RECORDS PROVIDED
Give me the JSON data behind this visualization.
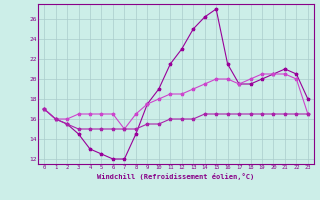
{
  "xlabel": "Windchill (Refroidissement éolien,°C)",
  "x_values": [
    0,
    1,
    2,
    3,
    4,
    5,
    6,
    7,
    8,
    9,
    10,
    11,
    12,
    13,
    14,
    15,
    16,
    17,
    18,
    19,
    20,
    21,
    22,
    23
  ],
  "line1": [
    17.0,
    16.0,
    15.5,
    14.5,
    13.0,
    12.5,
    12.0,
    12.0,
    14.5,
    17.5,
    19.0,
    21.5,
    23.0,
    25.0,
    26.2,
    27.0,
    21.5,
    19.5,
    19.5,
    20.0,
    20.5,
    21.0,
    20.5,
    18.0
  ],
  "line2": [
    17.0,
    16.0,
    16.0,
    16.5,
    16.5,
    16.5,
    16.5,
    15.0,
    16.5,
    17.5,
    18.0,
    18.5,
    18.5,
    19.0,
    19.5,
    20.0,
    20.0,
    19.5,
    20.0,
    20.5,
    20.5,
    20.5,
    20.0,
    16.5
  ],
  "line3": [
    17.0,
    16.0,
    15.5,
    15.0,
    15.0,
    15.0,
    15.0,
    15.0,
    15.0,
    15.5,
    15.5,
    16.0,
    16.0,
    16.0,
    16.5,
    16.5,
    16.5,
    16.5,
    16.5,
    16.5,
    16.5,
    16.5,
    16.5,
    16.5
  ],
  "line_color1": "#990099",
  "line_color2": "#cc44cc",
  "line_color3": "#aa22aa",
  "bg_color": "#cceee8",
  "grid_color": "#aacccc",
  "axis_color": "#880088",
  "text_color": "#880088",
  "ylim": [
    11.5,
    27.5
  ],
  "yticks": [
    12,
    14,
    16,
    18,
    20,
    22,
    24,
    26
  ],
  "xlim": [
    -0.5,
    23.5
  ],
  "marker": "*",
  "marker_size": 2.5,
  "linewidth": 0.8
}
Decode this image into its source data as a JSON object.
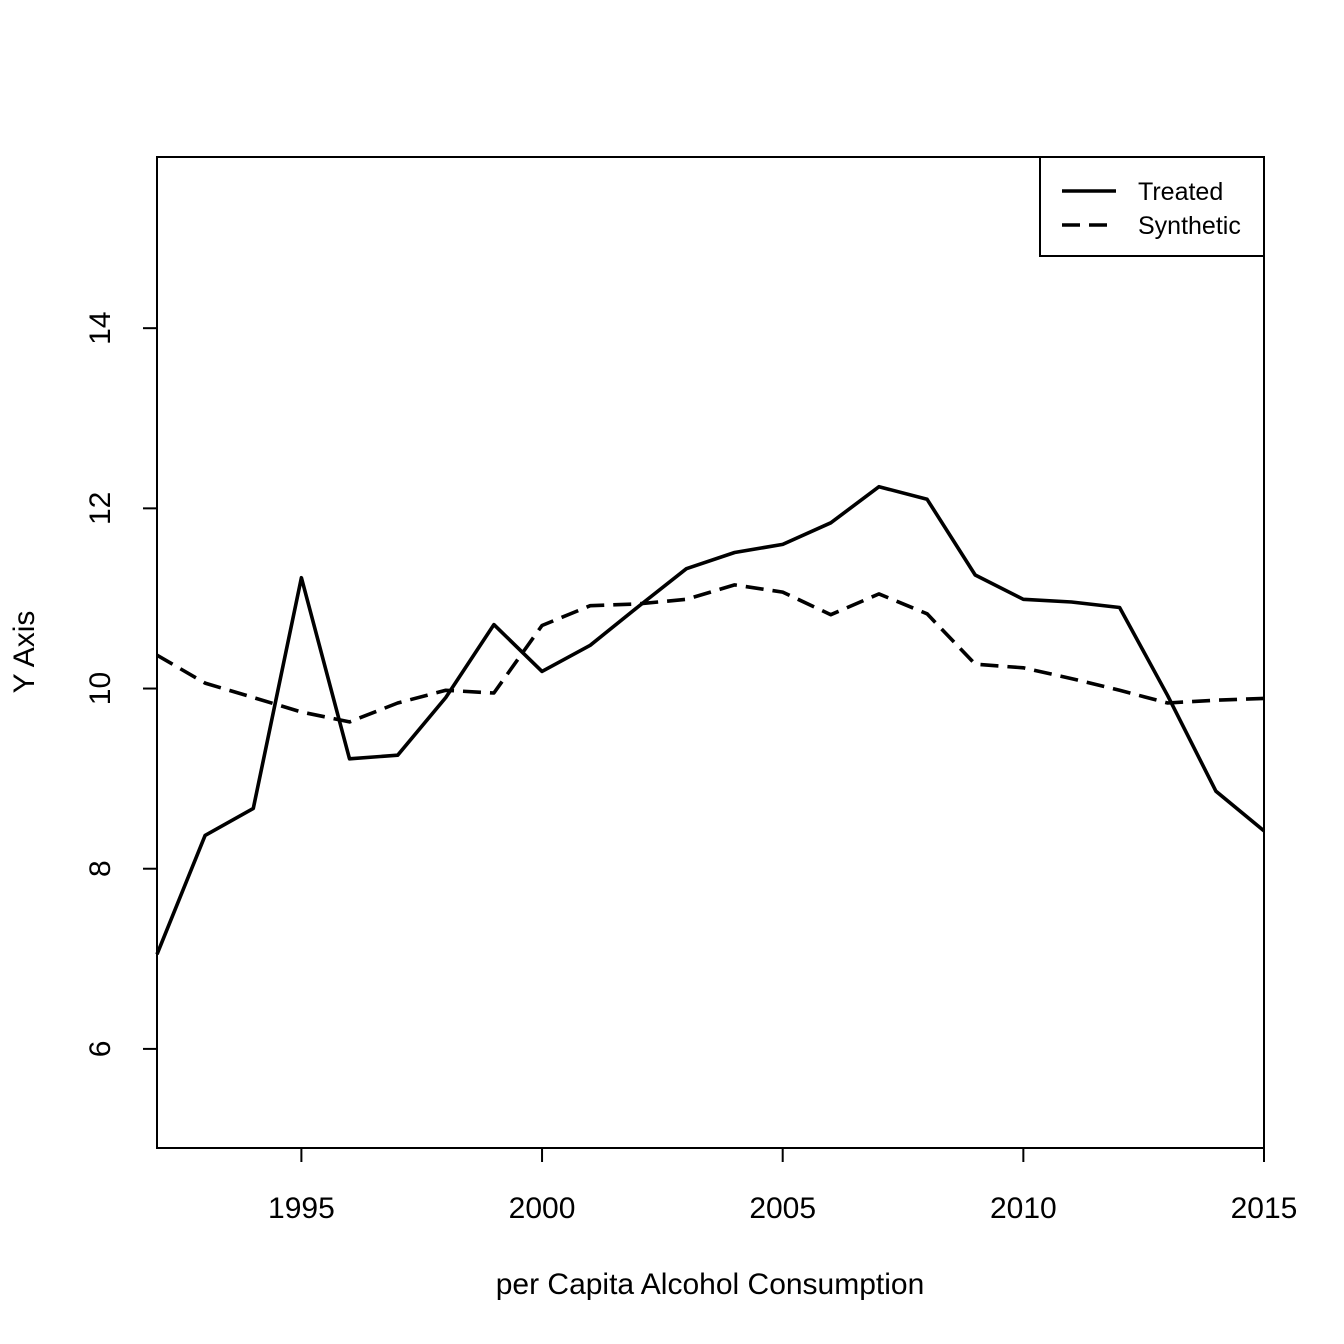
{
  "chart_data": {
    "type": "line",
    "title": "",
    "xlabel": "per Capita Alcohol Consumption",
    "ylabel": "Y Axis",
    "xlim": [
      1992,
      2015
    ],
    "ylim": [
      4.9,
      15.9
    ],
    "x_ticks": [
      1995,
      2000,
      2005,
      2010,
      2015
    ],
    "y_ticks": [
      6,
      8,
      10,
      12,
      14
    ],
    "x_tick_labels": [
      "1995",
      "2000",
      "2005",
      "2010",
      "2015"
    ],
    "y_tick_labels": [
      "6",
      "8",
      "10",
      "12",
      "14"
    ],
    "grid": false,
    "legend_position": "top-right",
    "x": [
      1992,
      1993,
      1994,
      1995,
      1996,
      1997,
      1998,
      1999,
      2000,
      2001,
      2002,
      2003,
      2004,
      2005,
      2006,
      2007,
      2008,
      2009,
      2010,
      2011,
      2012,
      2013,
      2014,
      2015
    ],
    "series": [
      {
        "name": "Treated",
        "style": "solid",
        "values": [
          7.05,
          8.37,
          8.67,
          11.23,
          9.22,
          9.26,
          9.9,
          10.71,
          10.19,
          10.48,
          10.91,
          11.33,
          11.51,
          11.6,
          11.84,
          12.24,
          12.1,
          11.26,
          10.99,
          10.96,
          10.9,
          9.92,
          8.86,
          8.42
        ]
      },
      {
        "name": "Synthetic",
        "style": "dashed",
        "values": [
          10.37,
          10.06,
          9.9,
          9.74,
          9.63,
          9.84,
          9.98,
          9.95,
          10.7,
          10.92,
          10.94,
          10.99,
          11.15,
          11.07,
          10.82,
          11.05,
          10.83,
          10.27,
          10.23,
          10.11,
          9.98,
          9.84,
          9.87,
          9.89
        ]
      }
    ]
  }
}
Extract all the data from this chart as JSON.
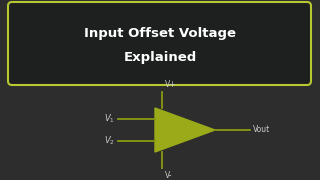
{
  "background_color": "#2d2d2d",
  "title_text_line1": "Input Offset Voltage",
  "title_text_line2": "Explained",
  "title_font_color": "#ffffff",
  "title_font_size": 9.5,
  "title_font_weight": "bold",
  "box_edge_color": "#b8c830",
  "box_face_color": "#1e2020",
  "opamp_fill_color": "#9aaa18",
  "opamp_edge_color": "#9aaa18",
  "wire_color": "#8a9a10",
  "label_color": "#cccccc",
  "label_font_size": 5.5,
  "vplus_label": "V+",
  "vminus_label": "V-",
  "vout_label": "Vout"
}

PROBLEM DESCRIPTION
Pictures are excluded; output everything else in the data verbatim.

SOLUTION TO THIS EXERCISE
Give me the JSON data behind this visualization.
{
  "xlabel": "Windchill (Refroidissement éolien,°C)",
  "x_values": [
    0,
    1,
    2,
    3,
    4,
    5,
    6,
    7,
    8,
    9,
    10,
    11,
    12,
    13,
    14,
    15,
    16,
    17,
    18,
    19,
    20,
    21,
    22,
    23
  ],
  "line1": [
    17.0,
    16.0,
    15.5,
    14.5,
    13.0,
    12.5,
    12.0,
    12.0,
    14.5,
    17.5,
    19.0,
    21.5,
    23.0,
    25.0,
    26.2,
    27.0,
    21.5,
    19.5,
    19.5,
    20.0,
    20.5,
    21.0,
    20.5,
    18.0
  ],
  "line2": [
    17.0,
    16.0,
    16.0,
    16.5,
    16.5,
    16.5,
    16.5,
    15.0,
    16.5,
    17.5,
    18.0,
    18.5,
    18.5,
    19.0,
    19.5,
    20.0,
    20.0,
    19.5,
    20.0,
    20.5,
    20.5,
    20.5,
    20.0,
    16.5
  ],
  "line3": [
    17.0,
    16.0,
    15.5,
    15.0,
    15.0,
    15.0,
    15.0,
    15.0,
    15.0,
    15.5,
    15.5,
    16.0,
    16.0,
    16.0,
    16.5,
    16.5,
    16.5,
    16.5,
    16.5,
    16.5,
    16.5,
    16.5,
    16.5,
    16.5
  ],
  "line_color1": "#990099",
  "line_color2": "#cc44cc",
  "line_color3": "#aa22aa",
  "bg_color": "#cceee8",
  "grid_color": "#aacccc",
  "axis_color": "#880088",
  "text_color": "#880088",
  "ylim": [
    11.5,
    27.5
  ],
  "yticks": [
    12,
    14,
    16,
    18,
    20,
    22,
    24,
    26
  ],
  "xlim": [
    -0.5,
    23.5
  ],
  "marker": "*",
  "marker_size": 2.5,
  "linewidth": 0.8
}
Decode this image into its source data as a JSON object.
{
  "chart_data": {
    "type": "line",
    "title": "",
    "xlabel": "per Capita Alcohol Consumption",
    "ylabel": "Y Axis",
    "xlim": [
      1992,
      2015
    ],
    "ylim": [
      4.9,
      15.9
    ],
    "x_ticks": [
      1995,
      2000,
      2005,
      2010,
      2015
    ],
    "y_ticks": [
      6,
      8,
      10,
      12,
      14
    ],
    "x_tick_labels": [
      "1995",
      "2000",
      "2005",
      "2010",
      "2015"
    ],
    "y_tick_labels": [
      "6",
      "8",
      "10",
      "12",
      "14"
    ],
    "grid": false,
    "legend_position": "top-right",
    "x": [
      1992,
      1993,
      1994,
      1995,
      1996,
      1997,
      1998,
      1999,
      2000,
      2001,
      2002,
      2003,
      2004,
      2005,
      2006,
      2007,
      2008,
      2009,
      2010,
      2011,
      2012,
      2013,
      2014,
      2015
    ],
    "series": [
      {
        "name": "Treated",
        "style": "solid",
        "values": [
          7.05,
          8.37,
          8.67,
          11.23,
          9.22,
          9.26,
          9.9,
          10.71,
          10.19,
          10.48,
          10.91,
          11.33,
          11.51,
          11.6,
          11.84,
          12.24,
          12.1,
          11.26,
          10.99,
          10.96,
          10.9,
          9.92,
          8.86,
          8.42
        ]
      },
      {
        "name": "Synthetic",
        "style": "dashed",
        "values": [
          10.37,
          10.06,
          9.9,
          9.74,
          9.63,
          9.84,
          9.98,
          9.95,
          10.7,
          10.92,
          10.94,
          10.99,
          11.15,
          11.07,
          10.82,
          11.05,
          10.83,
          10.27,
          10.23,
          10.11,
          9.98,
          9.84,
          9.87,
          9.89
        ]
      }
    ]
  }
}
Extract all the data from this chart as JSON.
{
  "background_color": "#2d2d2d",
  "title_text_line1": "Input Offset Voltage",
  "title_text_line2": "Explained",
  "title_font_color": "#ffffff",
  "title_font_size": 9.5,
  "title_font_weight": "bold",
  "box_edge_color": "#b8c830",
  "box_face_color": "#1e2020",
  "opamp_fill_color": "#9aaa18",
  "opamp_edge_color": "#9aaa18",
  "wire_color": "#8a9a10",
  "label_color": "#cccccc",
  "label_font_size": 5.5,
  "vplus_label": "V+",
  "vminus_label": "V-",
  "vout_label": "Vout"
}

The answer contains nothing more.